OBJECTIVE: Every line that contains the word "COVID" should be copied out.

[Data items]

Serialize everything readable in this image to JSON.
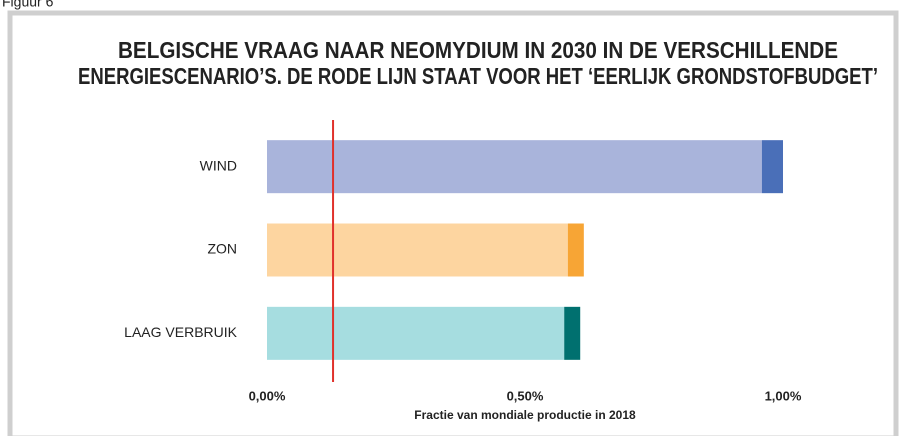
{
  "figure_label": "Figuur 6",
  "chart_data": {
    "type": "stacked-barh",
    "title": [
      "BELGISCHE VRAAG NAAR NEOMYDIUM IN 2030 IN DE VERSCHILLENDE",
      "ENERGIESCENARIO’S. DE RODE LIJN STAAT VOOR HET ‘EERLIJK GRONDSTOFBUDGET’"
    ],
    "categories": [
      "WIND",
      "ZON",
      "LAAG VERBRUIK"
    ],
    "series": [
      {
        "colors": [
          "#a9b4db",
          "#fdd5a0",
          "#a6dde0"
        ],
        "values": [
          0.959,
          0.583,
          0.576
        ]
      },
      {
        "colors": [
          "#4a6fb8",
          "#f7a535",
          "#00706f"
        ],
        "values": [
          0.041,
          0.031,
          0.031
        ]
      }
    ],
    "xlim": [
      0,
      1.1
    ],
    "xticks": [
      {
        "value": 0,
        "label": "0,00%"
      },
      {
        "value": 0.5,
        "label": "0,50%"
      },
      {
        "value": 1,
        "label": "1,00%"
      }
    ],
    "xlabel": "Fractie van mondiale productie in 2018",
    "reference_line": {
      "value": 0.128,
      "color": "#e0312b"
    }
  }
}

--

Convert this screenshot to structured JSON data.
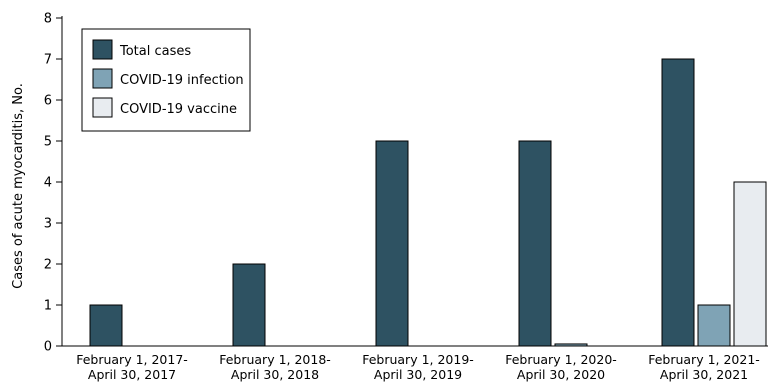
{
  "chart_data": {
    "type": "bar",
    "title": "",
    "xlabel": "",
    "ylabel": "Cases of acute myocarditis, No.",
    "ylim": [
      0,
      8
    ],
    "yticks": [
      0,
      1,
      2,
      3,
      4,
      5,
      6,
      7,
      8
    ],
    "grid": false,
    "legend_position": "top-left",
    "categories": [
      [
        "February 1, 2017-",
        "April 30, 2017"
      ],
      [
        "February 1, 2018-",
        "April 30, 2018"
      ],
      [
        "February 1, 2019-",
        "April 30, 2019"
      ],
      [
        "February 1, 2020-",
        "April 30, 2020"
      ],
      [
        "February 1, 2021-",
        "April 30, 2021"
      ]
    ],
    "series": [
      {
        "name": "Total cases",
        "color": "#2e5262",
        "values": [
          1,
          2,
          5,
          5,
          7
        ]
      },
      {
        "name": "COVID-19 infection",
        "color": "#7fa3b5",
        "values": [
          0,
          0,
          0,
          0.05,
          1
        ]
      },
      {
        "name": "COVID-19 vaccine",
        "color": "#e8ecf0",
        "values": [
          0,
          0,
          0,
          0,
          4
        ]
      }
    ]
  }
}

RESULT:
        "name": "COVID-19 infection",
        "name": "COVID-19 vaccine",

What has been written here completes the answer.